Answer with one number only: the number of lines that contain "Wortgetüm".

── Excerpted data ──

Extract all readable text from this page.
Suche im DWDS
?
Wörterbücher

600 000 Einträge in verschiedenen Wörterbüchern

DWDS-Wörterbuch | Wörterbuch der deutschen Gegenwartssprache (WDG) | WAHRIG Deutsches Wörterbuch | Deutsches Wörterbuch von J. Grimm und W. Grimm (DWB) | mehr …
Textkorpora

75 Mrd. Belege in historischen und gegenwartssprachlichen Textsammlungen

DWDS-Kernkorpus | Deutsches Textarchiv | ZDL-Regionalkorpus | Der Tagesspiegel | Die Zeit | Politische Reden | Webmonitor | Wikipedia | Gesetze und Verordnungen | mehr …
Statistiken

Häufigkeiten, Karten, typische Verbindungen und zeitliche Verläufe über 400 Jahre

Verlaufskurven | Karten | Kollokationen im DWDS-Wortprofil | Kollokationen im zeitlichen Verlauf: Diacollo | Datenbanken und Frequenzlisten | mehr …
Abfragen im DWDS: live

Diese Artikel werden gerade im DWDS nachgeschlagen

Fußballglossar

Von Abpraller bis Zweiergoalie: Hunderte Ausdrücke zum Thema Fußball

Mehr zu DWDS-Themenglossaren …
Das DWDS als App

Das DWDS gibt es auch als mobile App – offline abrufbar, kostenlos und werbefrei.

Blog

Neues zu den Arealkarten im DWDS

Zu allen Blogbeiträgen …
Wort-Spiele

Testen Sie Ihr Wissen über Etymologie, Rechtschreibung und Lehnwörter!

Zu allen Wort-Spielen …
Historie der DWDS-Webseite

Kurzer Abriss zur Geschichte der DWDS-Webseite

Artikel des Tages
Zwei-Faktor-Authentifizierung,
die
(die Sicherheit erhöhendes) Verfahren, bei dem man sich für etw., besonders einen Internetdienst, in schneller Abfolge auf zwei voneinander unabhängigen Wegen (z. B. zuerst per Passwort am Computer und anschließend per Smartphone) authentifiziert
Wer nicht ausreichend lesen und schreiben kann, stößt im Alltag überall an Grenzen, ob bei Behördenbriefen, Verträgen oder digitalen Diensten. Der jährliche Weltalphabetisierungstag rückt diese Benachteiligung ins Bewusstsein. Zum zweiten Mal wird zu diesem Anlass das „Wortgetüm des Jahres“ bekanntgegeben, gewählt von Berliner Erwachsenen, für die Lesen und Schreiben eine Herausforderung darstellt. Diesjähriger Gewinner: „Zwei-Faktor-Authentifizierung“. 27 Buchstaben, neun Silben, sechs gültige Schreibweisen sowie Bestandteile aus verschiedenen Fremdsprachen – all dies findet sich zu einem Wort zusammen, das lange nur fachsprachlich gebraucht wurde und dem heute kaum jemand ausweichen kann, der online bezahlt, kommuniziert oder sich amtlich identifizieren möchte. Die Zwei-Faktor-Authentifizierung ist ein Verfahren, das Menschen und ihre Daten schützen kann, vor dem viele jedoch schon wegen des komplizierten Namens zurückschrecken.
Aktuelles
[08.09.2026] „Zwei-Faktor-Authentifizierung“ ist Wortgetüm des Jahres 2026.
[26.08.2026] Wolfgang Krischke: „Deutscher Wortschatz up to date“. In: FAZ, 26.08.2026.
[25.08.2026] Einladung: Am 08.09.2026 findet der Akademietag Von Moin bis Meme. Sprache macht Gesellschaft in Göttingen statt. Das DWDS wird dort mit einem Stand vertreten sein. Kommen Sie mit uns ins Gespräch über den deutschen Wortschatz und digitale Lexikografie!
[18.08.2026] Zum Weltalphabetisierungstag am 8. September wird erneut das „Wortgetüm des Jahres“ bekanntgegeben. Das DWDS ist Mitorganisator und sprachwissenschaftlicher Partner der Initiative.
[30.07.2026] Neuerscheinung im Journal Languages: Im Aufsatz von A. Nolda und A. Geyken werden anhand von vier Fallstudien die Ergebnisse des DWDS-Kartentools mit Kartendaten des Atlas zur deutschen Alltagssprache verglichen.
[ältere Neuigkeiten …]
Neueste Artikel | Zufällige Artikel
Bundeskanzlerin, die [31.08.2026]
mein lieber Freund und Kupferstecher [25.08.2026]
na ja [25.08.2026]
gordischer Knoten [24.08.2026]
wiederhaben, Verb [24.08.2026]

───

Task result:
3